EXTRACTED TEXT
++++

Lake in Ramsey and Washington Counties, Minnesota

White Bear Lake (Bde Maṭo Ská ) is a lake in northeastern Ramsey County and western Washington County in the U.S. state of Minnesota, in the northeast part of the Minneapolis-St. Paul metropolitan area. The city of White Bear Lake takes its name from the lake.

== History ==
In Life on the Mississippi (1883), American author Mark Twain wrote:The White-bear Lake is less known. It is a lovely sheet of water, and is being utilized as a summer resort by the wealth and fashion of the State. It has its club-house, and its hotel, with the modern improvements and conveniences; its fine summer residences; and plenty of fishing, hunting, and pleasant drives. There are a dozen minor summer resorts around about St. Paul and Minneapolis, but the White-bear Lake is the resort.Twain also noted the Native American tradition of maple sugar making on the island in White Bear Lake:Every spring, for perhaps a century, or as long as there has been a nation of red men, an island in the middle of White-bear Lake has been visited by a band of Indians for the purpose of making maple sugar.

== The Legend of White Bear Lake ==
In 1883, Mark Twain documented a version of The Legend of White Bear Lake which he ridiculed.

In 2016 a musical, The Legend of White Bear Lake, was produced by Youth Music Theatre UK and produced at the Barbican Theatre, Plymouth, England. Book music and lyrics were by Caroline Wigmore and Jennifer Green. The musical told the tale of the white bear after whom the lake is named.

++++

SUPPLIED RECORDS
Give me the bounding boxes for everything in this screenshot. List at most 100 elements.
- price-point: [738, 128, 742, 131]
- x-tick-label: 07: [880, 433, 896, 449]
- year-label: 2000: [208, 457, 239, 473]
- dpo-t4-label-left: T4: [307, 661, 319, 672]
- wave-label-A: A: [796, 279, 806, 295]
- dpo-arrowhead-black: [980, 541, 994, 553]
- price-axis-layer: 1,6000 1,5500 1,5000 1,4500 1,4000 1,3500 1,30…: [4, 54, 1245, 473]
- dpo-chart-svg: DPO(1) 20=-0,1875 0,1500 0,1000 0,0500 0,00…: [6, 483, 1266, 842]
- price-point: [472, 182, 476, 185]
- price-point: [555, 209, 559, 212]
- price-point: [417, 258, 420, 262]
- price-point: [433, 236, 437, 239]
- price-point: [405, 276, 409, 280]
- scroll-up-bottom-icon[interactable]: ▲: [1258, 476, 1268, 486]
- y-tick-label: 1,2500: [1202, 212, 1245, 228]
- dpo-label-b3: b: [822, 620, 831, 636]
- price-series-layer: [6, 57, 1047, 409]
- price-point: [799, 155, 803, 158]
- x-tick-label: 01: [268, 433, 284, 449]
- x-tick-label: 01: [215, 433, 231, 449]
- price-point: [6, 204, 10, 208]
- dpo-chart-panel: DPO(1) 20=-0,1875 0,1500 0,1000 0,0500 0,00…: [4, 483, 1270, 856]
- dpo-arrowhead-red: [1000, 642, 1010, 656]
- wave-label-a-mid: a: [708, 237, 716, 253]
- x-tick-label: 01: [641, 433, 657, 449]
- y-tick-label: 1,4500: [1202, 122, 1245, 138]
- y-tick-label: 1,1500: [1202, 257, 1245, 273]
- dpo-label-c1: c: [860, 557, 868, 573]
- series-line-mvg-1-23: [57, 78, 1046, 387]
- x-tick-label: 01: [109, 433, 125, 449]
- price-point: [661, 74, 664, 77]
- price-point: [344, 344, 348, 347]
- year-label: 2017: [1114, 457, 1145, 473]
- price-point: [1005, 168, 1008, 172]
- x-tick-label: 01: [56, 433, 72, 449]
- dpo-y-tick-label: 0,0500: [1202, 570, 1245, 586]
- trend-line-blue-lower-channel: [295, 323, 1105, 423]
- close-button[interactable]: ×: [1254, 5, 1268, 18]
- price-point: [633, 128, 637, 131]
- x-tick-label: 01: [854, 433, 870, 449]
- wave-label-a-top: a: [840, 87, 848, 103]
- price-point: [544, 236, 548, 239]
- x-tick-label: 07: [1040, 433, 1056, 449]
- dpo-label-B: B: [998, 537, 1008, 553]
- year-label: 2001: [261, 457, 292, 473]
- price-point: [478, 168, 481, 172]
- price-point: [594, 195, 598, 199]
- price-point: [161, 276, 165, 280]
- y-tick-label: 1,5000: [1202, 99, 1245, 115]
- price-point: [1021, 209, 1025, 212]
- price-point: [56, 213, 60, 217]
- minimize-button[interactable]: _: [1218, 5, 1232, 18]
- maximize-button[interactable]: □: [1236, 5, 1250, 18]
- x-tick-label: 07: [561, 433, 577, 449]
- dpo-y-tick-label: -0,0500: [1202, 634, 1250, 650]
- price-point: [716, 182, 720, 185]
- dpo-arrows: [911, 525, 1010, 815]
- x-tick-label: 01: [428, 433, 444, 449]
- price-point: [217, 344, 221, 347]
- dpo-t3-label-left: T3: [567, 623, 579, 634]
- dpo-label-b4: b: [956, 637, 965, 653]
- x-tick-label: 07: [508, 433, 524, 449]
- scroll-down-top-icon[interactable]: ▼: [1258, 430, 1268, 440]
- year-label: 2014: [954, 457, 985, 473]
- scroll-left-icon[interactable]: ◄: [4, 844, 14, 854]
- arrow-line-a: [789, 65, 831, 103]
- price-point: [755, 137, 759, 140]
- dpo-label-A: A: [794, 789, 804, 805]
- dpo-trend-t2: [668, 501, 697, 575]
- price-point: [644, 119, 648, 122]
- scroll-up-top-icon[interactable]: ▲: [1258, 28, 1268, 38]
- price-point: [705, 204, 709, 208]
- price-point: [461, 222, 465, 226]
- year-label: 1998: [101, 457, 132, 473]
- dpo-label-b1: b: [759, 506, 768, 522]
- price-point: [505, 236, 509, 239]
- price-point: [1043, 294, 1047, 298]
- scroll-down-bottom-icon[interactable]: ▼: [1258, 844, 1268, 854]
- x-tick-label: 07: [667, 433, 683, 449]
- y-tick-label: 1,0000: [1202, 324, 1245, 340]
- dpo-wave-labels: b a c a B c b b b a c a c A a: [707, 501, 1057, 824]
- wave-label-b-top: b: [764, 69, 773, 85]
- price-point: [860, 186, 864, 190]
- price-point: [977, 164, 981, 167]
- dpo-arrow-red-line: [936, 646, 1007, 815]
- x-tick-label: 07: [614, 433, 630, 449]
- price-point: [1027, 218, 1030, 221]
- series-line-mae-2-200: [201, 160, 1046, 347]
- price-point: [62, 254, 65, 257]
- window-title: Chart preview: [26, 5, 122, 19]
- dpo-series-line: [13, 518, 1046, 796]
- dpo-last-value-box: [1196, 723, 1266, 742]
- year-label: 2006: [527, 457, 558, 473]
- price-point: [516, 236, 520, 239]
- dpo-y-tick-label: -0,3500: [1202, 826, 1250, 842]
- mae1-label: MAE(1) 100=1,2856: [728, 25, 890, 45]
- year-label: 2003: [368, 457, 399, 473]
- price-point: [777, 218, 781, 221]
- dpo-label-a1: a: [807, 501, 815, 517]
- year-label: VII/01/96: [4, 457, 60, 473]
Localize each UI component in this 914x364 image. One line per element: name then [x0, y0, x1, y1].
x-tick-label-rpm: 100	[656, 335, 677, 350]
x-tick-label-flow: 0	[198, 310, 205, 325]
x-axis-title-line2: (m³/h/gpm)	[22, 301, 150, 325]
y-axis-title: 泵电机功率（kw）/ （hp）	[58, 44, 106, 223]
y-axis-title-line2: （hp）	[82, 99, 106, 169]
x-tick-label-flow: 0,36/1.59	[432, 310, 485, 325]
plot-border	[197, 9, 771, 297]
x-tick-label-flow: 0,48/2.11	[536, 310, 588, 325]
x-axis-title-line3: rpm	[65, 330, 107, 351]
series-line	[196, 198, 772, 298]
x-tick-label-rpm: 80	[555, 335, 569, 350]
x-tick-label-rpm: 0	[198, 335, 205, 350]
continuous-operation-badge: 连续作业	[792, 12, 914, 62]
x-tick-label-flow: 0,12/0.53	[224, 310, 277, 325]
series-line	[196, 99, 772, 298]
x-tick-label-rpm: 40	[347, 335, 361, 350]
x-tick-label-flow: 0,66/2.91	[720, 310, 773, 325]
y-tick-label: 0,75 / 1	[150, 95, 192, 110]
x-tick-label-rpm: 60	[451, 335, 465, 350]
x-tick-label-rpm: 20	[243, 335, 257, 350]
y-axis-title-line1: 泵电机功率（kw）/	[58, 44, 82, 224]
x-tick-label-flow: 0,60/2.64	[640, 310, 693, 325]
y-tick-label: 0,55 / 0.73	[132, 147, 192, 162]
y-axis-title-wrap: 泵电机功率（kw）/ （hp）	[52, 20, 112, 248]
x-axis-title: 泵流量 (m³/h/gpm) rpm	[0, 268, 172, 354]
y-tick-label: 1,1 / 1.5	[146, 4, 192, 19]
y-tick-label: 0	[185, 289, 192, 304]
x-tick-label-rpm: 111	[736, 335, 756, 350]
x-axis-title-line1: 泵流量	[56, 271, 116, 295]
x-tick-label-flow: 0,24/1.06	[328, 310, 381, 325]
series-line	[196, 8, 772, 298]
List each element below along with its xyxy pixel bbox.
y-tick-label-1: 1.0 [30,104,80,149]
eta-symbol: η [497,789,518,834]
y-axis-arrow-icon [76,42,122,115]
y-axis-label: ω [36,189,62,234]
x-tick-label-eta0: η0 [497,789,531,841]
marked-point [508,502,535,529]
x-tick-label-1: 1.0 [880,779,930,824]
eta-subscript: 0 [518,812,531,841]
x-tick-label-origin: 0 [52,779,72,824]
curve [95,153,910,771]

++++

REQUIREMENT 1
In the White Bear Lake text, which theater staged the 2016 musical The Legend of White Bear Lake?
REQUIREMENT 2
Output the stretch of the White Bear Lake text from "Lake in Ramsey" through "from the lake.", copying it word for word.
REQUIREMENT 3
Pick up the White Bear Lake text after its last sentence and carry it forward.

EXPECTED ANSWER 1
The Barbican Theatre in Plymouth, England.

EXPECTED ANSWER 2
Lake in Ramsey and Washington Counties, Minnesota

White Bear Lake (Bde Maṭo Ská ) is a lake in northeastern Ramsey County and western Washington County in the U.S. state of Minnesota, in the northeast part of the Minneapolis-St. Paul metropolitan area. The city of White Bear Lake takes its name from the lake.

EXPECTED ANSWER 3
==Water level==
The lake's surface elevation has fluctuated over time, with a recorded high of 926.7 ft above mean sea level in June 1943, and a recorded low of 918.8 ft in January 2013, with significant high and low periods throughout. In November 2012, the White Bear Lake Restoration Association and the White Bear Lake Homeowners Association filed a lawsuit against the Minnesota Department of Natural Resources, claiming that the DNR allowed overuse of groundwater resources around White Bear Lake, leading to a long-term decline in lake levels. The DNR is currently under court orders requiring it to limit issuing groundwater use permits within 5 miles of the lake, and to identify further steps to manage groundwater use in the lake's watershed. A deal was proposed in 2023 to spend $3 million to study solutions for White Bear Lake's water level, particularly the reliance of nearby growing suburban communities on groundwater as a source, rather than the Mississippi river.